WHAT YOU ARE ASKED TO DO. Every line below that contains "Sentinel" is to be copied.

DATASET RECORDS.
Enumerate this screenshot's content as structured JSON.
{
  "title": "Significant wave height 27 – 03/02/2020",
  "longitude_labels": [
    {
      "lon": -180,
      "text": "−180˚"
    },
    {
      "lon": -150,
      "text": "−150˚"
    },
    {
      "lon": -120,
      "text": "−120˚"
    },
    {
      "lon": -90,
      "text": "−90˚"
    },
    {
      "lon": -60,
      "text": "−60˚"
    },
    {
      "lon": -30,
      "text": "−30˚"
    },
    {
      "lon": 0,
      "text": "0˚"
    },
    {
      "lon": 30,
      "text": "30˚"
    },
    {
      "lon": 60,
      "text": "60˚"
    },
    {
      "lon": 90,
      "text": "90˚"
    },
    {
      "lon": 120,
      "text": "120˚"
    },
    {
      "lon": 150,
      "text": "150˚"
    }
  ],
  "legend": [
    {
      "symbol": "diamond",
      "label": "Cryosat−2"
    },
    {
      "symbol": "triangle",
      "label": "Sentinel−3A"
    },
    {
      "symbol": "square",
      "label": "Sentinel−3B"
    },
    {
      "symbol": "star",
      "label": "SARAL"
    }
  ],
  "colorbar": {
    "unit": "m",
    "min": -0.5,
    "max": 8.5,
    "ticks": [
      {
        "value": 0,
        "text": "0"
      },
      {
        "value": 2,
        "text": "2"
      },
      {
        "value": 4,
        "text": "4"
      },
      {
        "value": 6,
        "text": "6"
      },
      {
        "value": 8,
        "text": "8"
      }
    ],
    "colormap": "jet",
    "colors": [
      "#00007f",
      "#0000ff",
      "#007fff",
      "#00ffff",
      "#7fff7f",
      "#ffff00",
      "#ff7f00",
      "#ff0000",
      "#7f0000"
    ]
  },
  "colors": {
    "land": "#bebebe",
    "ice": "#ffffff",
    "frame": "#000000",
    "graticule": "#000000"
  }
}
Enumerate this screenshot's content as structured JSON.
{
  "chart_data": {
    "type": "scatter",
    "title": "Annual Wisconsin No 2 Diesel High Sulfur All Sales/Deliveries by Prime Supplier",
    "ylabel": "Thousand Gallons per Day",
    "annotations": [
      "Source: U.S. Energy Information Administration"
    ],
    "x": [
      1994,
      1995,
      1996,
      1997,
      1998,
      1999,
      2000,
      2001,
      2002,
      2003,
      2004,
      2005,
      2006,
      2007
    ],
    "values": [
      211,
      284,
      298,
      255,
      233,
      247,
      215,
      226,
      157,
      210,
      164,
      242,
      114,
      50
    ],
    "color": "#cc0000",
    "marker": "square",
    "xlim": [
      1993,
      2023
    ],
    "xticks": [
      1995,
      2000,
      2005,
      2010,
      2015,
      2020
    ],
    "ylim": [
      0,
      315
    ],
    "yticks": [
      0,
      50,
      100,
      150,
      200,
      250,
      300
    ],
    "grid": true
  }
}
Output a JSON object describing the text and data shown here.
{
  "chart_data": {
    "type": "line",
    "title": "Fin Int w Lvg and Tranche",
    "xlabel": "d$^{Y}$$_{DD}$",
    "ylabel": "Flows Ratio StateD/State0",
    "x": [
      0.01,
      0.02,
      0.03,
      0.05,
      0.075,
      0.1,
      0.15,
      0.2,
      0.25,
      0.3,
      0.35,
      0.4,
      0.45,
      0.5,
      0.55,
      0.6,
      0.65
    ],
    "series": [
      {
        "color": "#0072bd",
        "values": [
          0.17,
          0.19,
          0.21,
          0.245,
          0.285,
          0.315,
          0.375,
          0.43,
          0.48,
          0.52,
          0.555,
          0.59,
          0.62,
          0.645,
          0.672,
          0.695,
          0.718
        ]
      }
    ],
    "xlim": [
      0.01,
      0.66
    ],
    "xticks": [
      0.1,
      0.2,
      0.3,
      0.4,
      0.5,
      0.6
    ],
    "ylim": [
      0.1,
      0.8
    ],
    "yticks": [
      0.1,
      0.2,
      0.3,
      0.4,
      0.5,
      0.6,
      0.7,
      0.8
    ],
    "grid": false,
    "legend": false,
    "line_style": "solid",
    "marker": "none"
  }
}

FINAL ANSWER.
      "label": "Sentinel−3A"
      "label": "Sentinel−3B"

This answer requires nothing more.